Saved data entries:
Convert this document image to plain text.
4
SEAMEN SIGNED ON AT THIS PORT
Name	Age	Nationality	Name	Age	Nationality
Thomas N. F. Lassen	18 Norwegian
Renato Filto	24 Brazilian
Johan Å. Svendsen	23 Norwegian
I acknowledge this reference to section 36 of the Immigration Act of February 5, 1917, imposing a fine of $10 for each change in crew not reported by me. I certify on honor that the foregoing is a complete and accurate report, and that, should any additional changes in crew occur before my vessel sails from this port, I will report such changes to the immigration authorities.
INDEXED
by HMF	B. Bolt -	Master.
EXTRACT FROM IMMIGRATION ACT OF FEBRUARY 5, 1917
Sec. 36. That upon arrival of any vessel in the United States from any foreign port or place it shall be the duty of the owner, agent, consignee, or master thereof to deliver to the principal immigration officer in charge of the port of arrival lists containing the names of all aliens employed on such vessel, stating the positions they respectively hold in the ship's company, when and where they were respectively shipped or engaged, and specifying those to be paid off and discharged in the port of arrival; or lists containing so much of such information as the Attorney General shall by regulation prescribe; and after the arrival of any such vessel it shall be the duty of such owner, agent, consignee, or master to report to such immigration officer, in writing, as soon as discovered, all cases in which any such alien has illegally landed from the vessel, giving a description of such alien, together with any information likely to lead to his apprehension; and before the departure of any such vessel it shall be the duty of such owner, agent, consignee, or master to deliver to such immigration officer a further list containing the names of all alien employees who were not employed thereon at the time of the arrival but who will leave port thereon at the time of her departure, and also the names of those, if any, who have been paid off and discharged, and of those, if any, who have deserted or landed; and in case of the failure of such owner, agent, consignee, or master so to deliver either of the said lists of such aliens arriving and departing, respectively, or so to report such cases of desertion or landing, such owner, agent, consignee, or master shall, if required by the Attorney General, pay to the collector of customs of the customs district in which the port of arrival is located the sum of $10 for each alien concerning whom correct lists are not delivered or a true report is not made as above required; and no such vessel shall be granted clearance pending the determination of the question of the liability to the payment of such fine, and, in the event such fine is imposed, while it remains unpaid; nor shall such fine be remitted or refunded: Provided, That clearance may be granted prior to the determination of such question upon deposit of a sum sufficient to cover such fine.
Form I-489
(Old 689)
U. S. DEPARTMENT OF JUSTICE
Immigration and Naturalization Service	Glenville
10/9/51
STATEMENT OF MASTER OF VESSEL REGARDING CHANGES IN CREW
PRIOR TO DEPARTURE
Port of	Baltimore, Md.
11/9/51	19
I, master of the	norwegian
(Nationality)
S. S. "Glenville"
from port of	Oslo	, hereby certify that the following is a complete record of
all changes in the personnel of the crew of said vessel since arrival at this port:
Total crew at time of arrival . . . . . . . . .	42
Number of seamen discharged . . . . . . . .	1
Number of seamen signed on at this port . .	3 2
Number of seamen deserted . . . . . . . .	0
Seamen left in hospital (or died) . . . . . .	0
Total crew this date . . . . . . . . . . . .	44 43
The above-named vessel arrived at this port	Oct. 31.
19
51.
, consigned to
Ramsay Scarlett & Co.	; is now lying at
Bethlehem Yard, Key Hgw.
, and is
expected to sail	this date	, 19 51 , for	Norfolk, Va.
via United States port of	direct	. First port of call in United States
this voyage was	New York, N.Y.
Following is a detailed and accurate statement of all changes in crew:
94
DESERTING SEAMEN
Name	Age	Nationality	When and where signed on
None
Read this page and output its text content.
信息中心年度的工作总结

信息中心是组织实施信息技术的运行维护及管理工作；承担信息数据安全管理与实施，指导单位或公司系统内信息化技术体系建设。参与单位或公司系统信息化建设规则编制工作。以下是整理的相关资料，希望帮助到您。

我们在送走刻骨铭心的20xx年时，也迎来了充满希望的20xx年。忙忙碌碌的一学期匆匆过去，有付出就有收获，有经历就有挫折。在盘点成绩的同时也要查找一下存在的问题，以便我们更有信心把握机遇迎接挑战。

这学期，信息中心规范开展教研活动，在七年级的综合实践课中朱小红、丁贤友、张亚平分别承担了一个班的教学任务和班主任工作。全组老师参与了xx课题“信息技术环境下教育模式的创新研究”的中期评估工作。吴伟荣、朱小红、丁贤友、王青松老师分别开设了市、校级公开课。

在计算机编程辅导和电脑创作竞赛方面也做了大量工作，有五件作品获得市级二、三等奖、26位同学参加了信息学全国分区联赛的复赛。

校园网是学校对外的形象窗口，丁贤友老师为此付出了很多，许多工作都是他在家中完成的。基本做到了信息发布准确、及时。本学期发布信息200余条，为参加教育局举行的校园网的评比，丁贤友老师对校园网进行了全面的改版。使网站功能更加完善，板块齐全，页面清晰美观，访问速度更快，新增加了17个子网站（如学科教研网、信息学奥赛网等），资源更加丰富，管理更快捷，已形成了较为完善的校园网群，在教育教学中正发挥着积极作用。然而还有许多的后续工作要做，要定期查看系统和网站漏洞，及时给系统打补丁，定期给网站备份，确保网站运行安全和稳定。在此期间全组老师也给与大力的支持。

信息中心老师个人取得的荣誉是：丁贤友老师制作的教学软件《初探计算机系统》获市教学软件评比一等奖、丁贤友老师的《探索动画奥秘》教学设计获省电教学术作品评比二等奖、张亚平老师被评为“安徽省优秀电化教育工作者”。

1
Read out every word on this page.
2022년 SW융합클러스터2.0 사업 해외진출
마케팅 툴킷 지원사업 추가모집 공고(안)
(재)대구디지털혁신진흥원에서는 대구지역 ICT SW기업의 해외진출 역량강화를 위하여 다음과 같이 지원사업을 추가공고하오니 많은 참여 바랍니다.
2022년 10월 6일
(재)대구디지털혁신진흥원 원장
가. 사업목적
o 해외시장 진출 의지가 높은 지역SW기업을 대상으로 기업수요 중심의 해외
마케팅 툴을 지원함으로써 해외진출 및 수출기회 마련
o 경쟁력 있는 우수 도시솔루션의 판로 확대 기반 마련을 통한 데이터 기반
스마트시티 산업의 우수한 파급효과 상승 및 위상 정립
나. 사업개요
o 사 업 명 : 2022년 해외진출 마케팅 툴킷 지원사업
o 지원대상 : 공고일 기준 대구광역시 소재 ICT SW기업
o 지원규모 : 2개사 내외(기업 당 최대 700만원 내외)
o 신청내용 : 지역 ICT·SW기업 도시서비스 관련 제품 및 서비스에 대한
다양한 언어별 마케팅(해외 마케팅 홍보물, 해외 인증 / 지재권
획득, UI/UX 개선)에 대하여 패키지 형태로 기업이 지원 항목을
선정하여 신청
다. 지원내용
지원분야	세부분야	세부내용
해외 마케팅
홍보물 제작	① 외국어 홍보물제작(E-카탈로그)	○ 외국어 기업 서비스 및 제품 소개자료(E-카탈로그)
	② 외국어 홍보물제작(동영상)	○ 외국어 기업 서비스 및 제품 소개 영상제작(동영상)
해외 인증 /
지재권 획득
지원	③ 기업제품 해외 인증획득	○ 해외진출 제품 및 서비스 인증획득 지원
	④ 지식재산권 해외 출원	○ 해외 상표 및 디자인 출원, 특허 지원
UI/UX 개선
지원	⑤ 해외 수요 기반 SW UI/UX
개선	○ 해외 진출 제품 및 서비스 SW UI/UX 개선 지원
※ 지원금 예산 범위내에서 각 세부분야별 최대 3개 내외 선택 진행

WHAT YOU SHOULD DO: Within the listing above, find every line containing the string "complete" and return it.

CORRECT RESPONSE:
I acknowledge this reference to section 36 of the Immigration Act of February 5, 1917, imposing a fine of $10 for each change in crew not reported by me. I certify on honor that the foregoing is a complete and accurate report, and that, should any additional changes in crew occur before my vessel sails from this port, I will report such changes to the immigration authorities.
from port of	Oslo	, hereby certify that the following is a complete record of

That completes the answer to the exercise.